▶ EXTRAIT DU DOCUMENT:
André Dorais
Depuis 1971, la plupart des monnaies ont perdu leurs derniers liens avec l’or. Le franc suisse est une exception notable puisque ses liens avec l’or sont restés importants jusqu’en 1992 en maintenant 40% de couverture. Avoir une monnaie sujette à de plus amples manipulations gouvernementales était la condition de son adhésion au FMI… Sa réputation d’avoir une monnaie «forte» la suit toujours, bien que cela s’avère moins vrai aujourd’hui.
Ce qui détermine la force d’une monnaie est son pouvoir d’achat et ce qui détermine celui-ci est la «quantité» de monnaie émise, ou plus précisément sa valeur nominale. La demande de monnaie pour ses besoins courants affecte aussi le pouvoir d’achat, mais puisqu’elle est plutôt stable par rapport à l’offre, on se contente de dire que l’offre est le seul facteur qui affecte son pouvoir d’achat. Cela est moins vrai en temps de crise et particulièrement lorsque les gens perdent confiance en l’autorité monétaire.

▶ CONSIGNE 1: Reproduisez sans rien changer le passage de l'extrait sur le franc suisse et l'or qui commence par « Ce qui détermine la » et se termine par « en l’autorité monétaire. ».
▶ CONSIGNE 2:
Répondez aux questions suivantes à partir de l'extrait sur le franc suisse et l'or.
(a) Depuis quelle année la plupart des monnaies ont-elles perdu leurs derniers liens avec l'or ?
(b) Quel pourcentage de couverture le franc suisse a-t-il maintenu jusqu'en 1992 ?
(c) D'après le texte, qu'est-ce qui détermine la force d'une monnaie ?

▶ DONNÉES:

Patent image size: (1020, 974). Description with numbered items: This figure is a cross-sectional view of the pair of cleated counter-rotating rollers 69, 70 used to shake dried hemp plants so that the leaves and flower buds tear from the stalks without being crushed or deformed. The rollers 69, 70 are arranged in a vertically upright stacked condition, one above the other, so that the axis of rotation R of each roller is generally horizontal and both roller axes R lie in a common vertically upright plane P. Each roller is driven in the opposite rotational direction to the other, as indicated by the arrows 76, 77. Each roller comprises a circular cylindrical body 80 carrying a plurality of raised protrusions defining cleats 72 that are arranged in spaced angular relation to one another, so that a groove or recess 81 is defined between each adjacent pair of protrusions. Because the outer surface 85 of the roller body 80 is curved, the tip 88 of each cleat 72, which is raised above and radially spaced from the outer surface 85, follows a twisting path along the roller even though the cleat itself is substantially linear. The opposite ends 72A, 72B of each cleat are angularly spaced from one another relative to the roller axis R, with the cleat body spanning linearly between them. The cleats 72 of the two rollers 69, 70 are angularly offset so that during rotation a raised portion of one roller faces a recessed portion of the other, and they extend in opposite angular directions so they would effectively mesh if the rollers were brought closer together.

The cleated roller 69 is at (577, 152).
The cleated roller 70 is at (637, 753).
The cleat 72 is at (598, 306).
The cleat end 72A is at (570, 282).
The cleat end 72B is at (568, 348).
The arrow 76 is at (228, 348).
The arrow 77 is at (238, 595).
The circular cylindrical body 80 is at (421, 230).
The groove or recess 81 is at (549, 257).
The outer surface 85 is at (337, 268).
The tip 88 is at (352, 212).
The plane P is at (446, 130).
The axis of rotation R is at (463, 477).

▶ RÉPONSE CORRECTE 1:
Ce qui détermine la force d’une monnaie est son pouvoir d’achat et ce qui détermine celui-ci est la «quantité» de monnaie émise, ou plus précisément sa valeur nominale. La demande de monnaie pour ses besoins courants affecte aussi le pouvoir d’achat, mais puisqu’elle est plutôt stable par rapport à l’offre, on se contente de dire que l’offre est le seul facteur qui affecte son pouvoir d’achat. Cela est moins vrai en temps de crise et particulièrement lorsque les gens perdent confiance en l’autorité monétaire.

▶ RÉPONSE CORRECTE 2:
(a) Depuis 1971.
(b) 40 %.
(c) Son pouvoir d'achat.